**RECORDS TO USE:**
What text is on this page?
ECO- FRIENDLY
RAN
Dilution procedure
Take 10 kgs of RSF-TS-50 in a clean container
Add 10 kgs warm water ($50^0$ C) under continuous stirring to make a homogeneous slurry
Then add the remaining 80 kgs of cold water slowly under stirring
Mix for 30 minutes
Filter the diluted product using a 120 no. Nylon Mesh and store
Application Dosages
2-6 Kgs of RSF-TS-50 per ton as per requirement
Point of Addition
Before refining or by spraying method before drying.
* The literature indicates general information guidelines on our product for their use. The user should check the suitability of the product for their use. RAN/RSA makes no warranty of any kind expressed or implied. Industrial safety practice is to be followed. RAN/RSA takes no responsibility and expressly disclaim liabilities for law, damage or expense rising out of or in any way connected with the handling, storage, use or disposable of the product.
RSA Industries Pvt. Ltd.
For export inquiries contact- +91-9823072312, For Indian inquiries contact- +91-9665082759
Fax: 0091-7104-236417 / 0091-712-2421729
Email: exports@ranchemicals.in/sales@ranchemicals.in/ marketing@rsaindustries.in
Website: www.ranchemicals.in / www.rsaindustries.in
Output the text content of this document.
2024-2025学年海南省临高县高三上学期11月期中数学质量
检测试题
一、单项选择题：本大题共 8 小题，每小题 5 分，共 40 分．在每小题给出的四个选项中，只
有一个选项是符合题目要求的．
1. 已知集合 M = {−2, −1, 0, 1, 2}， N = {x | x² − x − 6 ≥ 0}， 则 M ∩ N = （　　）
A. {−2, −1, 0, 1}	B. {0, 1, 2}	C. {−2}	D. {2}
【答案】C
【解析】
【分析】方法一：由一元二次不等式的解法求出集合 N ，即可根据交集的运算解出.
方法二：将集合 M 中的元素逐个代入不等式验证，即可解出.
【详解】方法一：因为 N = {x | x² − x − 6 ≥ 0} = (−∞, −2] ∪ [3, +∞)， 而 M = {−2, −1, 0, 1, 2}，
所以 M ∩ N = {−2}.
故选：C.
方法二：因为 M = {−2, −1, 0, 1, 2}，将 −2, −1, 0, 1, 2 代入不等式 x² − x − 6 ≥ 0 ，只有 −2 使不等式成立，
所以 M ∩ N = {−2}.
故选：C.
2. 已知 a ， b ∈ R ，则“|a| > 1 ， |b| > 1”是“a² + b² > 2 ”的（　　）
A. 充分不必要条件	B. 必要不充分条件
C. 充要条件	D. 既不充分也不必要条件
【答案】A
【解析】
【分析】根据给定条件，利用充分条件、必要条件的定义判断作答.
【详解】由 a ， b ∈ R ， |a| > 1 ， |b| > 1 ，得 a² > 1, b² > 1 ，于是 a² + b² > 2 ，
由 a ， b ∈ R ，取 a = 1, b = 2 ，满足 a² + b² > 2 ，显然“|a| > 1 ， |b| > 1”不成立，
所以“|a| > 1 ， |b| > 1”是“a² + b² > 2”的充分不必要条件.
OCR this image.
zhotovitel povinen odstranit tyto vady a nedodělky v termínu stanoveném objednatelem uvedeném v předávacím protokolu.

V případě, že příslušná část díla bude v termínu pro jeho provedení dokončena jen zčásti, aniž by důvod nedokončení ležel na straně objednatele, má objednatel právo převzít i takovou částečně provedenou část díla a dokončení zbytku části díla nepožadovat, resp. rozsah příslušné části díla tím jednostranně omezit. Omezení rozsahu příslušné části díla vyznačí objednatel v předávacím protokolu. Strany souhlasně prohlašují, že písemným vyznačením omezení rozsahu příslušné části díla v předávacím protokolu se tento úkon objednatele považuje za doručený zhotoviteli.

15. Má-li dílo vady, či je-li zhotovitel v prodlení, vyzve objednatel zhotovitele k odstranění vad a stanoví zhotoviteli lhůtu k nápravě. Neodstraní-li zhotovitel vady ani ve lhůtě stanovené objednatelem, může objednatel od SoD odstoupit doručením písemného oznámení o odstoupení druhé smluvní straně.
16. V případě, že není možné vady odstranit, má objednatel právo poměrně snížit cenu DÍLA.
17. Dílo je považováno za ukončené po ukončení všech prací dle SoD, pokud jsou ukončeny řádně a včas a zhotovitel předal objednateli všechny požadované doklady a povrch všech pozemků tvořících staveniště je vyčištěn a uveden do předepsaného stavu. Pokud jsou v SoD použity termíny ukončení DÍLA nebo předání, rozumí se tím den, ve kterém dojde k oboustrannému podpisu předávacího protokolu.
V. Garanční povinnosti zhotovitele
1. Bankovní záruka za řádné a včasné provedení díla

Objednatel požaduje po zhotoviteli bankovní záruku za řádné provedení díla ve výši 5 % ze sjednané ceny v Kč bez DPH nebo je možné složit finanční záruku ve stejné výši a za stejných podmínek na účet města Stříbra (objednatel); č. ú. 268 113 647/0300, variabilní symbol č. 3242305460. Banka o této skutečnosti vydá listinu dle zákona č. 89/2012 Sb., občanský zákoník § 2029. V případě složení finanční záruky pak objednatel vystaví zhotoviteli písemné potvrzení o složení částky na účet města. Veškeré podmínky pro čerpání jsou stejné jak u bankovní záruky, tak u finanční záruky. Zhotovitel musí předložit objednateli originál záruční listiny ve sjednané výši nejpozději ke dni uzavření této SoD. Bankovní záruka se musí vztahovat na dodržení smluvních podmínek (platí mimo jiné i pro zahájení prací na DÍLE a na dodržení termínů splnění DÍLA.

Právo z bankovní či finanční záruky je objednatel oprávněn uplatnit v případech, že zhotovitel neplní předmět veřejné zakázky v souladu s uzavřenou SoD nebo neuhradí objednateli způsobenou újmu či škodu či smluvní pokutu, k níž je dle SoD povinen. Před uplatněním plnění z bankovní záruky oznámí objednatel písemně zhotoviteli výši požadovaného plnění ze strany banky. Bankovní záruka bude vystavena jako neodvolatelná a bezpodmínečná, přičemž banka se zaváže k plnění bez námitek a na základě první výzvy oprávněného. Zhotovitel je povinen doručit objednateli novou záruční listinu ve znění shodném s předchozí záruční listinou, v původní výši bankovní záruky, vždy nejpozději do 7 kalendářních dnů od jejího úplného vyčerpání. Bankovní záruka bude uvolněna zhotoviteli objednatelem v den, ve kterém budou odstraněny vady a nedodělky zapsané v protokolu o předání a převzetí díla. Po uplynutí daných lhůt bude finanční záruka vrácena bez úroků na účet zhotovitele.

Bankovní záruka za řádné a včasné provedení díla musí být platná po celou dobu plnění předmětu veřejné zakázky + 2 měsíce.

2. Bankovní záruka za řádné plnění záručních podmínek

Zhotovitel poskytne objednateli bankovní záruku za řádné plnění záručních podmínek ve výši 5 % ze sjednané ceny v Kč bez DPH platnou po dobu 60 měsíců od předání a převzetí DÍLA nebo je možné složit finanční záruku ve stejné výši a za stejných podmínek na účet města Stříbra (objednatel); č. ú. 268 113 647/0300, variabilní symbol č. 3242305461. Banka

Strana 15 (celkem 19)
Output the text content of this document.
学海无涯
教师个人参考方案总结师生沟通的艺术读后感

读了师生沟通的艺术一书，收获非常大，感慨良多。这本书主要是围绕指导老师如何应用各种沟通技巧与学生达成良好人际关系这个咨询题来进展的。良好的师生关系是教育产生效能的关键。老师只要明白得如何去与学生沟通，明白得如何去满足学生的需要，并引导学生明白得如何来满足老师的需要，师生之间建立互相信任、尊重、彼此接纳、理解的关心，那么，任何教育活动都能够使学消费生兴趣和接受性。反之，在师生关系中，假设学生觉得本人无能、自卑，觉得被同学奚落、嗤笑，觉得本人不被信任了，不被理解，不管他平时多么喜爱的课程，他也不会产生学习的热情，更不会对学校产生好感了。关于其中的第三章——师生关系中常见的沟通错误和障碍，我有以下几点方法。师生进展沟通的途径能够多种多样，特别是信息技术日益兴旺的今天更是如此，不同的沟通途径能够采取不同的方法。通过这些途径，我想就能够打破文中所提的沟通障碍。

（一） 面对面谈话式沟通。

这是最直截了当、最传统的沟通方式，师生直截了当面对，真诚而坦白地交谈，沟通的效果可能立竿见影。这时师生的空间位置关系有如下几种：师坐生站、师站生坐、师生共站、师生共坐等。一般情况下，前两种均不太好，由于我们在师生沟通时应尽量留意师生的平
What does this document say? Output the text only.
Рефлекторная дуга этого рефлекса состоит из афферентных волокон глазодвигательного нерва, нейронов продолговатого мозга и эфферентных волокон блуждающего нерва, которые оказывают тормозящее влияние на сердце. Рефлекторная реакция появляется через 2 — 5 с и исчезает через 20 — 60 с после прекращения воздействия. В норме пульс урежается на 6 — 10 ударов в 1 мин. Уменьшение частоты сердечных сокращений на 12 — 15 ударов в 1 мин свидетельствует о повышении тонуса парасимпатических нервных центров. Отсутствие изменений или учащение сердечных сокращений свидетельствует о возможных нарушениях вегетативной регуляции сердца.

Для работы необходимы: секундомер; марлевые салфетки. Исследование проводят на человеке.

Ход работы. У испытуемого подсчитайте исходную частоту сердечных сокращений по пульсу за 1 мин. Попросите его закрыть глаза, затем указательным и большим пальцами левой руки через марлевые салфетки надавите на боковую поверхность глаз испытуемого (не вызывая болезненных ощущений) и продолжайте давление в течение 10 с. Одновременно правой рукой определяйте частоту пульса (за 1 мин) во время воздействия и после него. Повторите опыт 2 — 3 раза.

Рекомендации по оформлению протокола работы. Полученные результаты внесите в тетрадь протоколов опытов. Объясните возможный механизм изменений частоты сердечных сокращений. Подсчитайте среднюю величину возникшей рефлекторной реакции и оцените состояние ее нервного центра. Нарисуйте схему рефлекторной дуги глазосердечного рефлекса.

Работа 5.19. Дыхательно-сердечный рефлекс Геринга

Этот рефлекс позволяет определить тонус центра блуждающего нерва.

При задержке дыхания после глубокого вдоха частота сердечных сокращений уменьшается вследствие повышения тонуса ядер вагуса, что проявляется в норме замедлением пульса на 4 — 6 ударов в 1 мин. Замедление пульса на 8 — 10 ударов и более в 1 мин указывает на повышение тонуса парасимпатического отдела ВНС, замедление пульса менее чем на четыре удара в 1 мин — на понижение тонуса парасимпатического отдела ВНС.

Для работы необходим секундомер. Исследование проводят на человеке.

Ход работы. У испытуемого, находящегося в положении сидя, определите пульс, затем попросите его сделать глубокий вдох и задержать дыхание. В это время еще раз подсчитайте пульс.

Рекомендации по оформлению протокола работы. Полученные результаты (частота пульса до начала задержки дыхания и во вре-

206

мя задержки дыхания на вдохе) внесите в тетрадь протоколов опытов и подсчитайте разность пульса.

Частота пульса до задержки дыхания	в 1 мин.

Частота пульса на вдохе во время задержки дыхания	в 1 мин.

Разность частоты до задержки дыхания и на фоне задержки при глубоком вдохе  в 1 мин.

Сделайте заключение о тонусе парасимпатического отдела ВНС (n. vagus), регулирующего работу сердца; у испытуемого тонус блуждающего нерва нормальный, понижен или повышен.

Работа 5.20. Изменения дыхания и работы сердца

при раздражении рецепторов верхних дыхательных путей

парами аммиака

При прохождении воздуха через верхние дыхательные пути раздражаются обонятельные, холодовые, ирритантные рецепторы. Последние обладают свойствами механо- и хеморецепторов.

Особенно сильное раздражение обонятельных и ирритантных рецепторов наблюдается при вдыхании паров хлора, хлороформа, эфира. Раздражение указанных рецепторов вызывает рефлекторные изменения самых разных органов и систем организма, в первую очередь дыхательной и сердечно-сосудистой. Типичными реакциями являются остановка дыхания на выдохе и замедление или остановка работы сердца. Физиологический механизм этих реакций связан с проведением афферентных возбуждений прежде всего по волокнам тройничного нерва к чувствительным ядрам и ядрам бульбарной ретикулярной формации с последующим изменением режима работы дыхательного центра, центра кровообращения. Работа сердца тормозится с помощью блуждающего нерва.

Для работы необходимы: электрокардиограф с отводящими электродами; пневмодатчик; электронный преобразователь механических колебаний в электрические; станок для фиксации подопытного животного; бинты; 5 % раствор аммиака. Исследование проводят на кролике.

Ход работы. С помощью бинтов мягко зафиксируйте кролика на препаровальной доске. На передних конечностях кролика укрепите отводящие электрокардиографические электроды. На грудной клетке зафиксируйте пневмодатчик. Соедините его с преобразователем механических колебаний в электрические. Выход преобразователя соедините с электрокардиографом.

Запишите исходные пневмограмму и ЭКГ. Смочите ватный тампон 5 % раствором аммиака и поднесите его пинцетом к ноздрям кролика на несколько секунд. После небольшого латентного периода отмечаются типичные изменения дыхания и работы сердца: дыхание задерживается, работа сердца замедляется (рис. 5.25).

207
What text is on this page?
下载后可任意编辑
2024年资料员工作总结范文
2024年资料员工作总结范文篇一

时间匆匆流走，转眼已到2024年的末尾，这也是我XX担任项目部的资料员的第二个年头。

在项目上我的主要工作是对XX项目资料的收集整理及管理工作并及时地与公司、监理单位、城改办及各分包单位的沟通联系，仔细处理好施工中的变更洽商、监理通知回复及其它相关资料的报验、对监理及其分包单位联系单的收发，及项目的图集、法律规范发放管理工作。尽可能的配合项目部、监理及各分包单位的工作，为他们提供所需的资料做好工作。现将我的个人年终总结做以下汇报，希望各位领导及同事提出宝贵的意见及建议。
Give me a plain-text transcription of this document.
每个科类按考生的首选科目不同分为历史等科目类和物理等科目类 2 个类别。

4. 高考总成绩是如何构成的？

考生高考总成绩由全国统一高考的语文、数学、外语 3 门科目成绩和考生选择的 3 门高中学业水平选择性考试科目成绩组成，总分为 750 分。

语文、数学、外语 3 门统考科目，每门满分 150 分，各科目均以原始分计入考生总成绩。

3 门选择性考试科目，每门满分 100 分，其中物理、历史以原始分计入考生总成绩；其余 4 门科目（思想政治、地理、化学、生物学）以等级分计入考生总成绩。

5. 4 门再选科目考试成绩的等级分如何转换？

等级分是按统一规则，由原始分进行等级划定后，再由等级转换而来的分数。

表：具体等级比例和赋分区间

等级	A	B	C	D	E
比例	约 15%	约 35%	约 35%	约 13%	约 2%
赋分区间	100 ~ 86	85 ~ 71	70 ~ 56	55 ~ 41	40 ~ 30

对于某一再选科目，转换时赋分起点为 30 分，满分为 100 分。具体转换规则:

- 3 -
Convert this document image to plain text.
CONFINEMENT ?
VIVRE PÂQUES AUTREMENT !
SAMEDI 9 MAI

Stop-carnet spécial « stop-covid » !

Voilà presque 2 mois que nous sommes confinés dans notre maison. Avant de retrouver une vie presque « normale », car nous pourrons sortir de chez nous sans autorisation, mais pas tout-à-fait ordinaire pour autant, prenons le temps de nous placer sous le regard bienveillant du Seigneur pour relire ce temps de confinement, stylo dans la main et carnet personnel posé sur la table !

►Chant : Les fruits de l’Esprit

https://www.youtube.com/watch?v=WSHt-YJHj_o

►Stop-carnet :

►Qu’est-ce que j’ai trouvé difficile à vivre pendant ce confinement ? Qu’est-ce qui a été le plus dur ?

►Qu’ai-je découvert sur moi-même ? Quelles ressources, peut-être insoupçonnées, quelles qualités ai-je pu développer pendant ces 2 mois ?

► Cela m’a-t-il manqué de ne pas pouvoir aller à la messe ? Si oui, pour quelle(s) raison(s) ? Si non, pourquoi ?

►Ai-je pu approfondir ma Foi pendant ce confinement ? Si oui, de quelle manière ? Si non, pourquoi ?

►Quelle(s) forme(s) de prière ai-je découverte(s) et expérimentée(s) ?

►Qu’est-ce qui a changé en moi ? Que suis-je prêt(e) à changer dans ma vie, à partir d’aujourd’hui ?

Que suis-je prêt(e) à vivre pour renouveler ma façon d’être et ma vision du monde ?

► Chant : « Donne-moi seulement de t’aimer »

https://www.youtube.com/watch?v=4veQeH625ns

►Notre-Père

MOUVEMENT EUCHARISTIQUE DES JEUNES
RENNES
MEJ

**TASK BRIEF:**
Which lines hold the word "mois"? Return all of them from the records above.

**COMPLETE OUTPUT:**
Voilà presque 2 mois que nous sommes confinés dans notre maison. Avant de retrouver une vie presque « normale », car nous pourrons sortir de chez nous sans autorisation, mais pas tout-à-fait ordinaire pour autant, prenons le temps de nous placer sous le regard bienveillant du Seigneur pour relire ce temps de confinement, stylo dans la main et carnet personnel posé sur la table !
►Qu’ai-je découvert sur moi-même ? Quelles ressources, peut-être insoupçonnées, quelles qualités ai-je pu développer pendant ces 2 mois ?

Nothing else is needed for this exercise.